─── Task material
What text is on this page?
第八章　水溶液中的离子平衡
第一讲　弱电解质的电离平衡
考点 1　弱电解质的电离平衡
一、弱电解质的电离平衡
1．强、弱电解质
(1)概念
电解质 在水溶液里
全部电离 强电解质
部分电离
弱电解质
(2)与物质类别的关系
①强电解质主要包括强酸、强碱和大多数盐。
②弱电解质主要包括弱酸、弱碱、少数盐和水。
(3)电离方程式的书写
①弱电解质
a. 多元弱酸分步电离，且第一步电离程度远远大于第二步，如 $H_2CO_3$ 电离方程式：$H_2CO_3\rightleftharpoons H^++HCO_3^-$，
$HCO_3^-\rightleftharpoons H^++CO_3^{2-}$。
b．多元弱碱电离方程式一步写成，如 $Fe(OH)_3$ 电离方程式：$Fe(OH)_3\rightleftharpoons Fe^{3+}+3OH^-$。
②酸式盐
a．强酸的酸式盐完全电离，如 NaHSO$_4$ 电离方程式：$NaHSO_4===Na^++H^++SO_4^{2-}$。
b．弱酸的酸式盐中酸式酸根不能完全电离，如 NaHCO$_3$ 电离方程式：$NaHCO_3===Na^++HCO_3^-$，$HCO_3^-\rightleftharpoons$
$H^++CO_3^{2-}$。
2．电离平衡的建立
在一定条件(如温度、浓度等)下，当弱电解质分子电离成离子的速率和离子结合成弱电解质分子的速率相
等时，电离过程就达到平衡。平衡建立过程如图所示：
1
──────
─── Task material
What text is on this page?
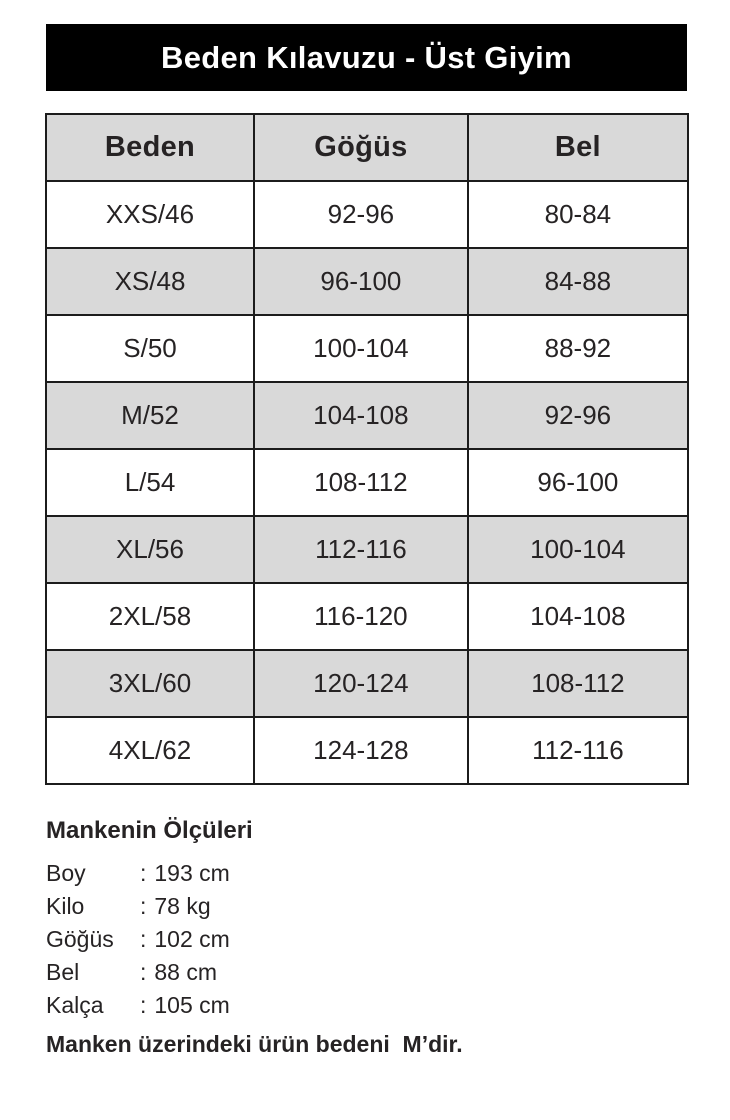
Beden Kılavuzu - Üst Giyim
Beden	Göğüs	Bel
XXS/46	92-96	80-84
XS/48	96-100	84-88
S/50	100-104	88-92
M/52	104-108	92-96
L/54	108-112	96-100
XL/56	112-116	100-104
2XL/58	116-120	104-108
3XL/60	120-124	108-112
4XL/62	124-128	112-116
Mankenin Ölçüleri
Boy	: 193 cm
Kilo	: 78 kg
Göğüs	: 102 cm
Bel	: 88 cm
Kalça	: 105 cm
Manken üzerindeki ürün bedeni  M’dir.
──────
→ Short task:
Pick out lines containing the word "弱电解质的电离平衡", each one as written.

→ Task answer:
第一讲　弱电解质的电离平衡
考点 1　弱电解质的电离平衡
一、弱电解质的电离平衡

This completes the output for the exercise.